## GOAL:
Search the listing for the string "clear" and copy every line that contains it.
---- DATASET
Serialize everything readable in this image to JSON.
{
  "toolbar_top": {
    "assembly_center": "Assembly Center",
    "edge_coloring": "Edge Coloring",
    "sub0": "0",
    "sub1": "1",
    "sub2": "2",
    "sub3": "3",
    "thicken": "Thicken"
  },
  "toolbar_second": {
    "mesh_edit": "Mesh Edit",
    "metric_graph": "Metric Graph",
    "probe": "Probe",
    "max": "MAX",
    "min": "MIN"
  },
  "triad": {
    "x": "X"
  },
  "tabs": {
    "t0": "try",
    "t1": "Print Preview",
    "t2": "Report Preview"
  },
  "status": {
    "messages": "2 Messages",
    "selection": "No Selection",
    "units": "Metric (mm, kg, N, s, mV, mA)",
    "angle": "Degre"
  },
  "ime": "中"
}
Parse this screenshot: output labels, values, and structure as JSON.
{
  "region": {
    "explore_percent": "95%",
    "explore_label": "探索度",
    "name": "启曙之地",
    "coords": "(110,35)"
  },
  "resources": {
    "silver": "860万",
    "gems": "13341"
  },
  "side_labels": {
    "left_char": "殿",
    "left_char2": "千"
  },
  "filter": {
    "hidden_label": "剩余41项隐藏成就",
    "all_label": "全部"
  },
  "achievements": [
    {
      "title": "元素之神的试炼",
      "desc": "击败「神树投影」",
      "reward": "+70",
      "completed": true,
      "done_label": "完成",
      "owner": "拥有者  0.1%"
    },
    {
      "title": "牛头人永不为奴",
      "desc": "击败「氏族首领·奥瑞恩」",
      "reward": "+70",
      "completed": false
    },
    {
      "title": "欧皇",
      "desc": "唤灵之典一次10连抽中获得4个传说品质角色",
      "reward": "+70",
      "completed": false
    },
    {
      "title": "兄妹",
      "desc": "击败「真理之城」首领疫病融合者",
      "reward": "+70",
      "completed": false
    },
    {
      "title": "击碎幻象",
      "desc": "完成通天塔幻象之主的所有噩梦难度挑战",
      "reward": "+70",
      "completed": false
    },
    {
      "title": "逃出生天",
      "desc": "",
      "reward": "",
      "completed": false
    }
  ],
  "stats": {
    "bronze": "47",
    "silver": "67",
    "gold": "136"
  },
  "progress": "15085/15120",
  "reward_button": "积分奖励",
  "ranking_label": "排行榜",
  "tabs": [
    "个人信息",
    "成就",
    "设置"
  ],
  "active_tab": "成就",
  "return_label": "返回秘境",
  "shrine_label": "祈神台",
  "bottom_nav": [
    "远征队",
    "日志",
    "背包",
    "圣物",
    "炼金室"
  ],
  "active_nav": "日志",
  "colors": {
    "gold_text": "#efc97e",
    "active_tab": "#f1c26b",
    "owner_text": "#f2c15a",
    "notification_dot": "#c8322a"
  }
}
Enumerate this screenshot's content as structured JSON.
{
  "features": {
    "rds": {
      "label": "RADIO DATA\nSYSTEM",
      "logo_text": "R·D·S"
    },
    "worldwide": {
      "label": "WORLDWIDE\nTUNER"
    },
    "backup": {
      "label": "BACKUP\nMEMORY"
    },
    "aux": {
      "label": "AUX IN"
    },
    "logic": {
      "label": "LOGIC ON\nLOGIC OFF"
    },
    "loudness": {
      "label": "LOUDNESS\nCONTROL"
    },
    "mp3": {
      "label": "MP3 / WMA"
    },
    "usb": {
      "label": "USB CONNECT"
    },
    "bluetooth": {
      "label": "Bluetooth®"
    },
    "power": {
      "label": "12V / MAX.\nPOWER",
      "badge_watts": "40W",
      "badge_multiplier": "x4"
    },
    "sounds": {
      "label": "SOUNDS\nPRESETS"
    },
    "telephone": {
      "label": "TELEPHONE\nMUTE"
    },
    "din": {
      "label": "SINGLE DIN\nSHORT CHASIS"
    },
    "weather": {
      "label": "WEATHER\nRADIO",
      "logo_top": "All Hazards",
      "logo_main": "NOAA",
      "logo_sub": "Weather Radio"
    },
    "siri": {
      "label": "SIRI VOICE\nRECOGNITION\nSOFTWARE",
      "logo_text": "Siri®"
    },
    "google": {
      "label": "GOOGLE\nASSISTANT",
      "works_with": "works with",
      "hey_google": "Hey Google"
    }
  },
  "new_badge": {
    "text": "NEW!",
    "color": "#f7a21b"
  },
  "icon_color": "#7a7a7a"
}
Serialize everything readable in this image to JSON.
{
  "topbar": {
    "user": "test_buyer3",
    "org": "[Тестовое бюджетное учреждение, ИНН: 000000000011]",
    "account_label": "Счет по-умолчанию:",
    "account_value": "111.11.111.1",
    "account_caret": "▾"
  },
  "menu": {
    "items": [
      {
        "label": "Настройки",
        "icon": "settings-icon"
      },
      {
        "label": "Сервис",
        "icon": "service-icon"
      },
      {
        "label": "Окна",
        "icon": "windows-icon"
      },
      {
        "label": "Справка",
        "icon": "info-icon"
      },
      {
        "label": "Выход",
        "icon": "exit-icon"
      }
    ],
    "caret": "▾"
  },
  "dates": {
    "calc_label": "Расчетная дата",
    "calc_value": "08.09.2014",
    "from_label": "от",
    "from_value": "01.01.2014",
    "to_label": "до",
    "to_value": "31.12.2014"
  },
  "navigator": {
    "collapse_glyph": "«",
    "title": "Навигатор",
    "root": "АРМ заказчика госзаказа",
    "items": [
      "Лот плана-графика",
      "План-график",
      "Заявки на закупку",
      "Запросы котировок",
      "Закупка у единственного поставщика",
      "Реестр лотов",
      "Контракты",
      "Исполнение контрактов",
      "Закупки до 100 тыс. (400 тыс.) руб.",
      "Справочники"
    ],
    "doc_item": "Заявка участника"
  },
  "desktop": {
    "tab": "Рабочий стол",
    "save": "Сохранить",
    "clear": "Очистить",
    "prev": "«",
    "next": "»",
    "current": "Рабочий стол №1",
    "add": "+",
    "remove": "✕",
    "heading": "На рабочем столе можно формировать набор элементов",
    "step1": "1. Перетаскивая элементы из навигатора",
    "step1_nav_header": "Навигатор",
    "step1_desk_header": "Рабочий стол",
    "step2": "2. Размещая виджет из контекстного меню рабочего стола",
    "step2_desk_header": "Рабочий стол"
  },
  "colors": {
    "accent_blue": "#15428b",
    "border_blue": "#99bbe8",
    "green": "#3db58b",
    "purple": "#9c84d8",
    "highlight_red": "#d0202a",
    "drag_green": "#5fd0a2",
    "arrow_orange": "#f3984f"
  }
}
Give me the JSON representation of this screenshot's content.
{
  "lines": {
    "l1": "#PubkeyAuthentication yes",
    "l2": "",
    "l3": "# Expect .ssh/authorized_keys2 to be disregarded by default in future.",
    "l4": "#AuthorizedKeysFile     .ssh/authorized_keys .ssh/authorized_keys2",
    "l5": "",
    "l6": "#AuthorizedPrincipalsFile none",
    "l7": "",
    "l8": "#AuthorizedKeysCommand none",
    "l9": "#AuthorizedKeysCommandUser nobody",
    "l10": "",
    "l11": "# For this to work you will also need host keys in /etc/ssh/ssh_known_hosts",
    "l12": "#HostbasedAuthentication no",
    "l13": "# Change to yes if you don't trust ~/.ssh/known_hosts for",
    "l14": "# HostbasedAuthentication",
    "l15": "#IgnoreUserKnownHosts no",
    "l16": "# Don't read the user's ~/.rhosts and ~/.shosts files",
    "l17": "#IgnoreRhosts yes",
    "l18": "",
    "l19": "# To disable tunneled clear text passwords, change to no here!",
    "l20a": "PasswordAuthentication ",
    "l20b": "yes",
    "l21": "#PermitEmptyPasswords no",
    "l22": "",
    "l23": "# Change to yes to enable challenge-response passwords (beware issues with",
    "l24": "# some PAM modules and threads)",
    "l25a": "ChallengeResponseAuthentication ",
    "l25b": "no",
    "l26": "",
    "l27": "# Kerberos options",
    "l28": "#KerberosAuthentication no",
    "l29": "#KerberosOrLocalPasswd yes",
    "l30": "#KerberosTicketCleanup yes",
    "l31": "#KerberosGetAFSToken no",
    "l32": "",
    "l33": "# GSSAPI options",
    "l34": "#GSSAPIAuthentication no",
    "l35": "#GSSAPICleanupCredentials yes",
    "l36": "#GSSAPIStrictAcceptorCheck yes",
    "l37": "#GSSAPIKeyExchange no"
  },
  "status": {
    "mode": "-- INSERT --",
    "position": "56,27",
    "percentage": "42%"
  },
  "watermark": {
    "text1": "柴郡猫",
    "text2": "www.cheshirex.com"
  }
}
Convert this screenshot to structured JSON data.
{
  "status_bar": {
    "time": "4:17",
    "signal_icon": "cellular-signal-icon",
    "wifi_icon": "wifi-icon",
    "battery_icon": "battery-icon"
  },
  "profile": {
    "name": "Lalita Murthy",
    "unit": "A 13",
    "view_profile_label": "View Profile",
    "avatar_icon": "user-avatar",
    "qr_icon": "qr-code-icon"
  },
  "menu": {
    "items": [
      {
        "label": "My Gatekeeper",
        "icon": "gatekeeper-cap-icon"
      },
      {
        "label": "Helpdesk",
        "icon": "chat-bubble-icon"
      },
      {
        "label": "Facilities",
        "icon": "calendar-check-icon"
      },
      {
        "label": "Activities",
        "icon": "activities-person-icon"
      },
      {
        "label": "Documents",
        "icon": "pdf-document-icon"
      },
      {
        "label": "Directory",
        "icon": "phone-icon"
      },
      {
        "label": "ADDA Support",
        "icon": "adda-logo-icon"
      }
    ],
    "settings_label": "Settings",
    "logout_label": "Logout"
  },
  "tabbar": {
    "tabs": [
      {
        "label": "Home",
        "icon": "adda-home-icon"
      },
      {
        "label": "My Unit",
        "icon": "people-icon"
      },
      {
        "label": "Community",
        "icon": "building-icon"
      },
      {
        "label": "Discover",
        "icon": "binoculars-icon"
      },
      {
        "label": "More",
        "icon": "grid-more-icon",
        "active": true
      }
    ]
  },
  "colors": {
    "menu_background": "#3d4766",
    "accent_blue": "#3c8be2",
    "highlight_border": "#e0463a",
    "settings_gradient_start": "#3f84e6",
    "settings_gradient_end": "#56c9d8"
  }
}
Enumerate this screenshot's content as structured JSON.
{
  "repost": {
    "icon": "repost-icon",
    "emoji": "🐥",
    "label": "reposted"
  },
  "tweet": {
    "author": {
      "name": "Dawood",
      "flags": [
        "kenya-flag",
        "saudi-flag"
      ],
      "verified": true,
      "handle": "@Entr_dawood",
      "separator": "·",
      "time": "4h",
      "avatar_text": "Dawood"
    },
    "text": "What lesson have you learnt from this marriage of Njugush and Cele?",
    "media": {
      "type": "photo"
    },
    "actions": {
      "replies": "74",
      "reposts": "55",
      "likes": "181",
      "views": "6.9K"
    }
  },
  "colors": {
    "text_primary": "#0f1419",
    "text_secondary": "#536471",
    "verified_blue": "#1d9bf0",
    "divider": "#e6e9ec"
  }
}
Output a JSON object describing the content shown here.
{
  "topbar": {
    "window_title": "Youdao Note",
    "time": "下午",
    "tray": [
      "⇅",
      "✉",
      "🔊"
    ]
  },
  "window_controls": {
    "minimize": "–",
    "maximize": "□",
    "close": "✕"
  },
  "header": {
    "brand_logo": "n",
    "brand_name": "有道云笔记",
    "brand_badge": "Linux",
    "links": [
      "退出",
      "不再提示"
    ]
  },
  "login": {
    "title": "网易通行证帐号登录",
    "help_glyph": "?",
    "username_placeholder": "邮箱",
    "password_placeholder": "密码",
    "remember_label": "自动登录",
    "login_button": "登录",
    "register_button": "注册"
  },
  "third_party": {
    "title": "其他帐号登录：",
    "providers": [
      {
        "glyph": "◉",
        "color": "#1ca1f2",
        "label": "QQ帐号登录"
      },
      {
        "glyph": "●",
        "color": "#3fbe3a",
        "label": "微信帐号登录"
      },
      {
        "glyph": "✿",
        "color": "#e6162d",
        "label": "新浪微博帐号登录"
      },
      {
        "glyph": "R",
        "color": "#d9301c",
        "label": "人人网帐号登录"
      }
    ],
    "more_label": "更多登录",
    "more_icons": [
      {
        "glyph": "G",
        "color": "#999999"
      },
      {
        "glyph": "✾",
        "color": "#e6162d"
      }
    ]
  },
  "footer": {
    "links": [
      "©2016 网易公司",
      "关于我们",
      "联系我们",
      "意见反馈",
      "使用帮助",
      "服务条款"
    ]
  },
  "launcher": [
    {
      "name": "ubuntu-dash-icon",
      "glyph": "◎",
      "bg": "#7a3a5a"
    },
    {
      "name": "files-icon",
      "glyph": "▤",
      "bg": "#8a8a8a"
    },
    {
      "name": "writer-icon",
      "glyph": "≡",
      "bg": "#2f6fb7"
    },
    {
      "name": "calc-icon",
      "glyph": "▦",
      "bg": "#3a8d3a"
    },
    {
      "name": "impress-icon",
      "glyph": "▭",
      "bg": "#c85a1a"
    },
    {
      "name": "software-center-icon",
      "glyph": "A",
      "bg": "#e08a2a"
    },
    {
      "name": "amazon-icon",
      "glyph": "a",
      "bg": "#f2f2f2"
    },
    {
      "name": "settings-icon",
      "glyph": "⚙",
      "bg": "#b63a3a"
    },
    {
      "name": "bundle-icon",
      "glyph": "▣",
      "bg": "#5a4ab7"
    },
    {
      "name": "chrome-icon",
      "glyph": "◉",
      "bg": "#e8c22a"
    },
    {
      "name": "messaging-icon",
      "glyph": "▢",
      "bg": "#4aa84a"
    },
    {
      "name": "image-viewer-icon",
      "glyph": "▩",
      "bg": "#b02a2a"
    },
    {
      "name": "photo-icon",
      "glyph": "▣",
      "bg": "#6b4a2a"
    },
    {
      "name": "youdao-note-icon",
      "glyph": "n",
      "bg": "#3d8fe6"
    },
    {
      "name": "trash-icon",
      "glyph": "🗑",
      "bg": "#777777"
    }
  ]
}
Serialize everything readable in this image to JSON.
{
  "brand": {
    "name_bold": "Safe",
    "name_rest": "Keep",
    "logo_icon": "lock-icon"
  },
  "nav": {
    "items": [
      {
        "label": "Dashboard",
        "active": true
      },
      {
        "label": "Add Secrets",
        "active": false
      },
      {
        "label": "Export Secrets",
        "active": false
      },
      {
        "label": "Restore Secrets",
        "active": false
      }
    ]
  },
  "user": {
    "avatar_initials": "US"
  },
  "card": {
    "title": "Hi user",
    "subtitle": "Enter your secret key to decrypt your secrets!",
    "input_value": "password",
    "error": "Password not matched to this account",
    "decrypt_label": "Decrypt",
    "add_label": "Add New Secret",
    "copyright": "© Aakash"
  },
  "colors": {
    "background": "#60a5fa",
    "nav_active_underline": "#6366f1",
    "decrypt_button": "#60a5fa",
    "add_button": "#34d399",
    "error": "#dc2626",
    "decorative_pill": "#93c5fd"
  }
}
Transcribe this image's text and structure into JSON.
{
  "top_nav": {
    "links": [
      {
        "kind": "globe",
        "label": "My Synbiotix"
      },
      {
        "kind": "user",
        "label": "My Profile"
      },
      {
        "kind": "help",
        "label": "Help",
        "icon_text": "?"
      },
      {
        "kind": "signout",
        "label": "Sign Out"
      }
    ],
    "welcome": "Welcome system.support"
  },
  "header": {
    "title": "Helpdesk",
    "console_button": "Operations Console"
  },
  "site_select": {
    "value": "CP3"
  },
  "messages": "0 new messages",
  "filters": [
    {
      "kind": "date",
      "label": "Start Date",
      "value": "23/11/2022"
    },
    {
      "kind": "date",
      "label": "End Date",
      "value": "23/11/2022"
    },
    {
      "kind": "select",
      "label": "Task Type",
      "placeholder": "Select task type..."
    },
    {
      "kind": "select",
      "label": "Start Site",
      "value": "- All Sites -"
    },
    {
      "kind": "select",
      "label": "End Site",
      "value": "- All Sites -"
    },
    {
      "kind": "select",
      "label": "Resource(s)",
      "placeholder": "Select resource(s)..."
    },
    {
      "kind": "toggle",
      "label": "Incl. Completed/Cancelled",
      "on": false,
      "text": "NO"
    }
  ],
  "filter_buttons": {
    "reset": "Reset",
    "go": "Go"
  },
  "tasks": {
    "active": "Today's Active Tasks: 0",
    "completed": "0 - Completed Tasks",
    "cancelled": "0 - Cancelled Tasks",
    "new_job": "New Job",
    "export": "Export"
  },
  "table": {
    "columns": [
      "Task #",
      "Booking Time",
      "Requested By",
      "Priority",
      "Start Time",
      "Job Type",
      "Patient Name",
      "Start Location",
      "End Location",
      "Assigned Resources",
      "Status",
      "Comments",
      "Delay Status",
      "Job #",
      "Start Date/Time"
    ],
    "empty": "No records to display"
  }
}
--------
## SOLUTION:
    "clear": "Очистить",
    "l19": "# To disable tunneled clear text passwords, change to no here!",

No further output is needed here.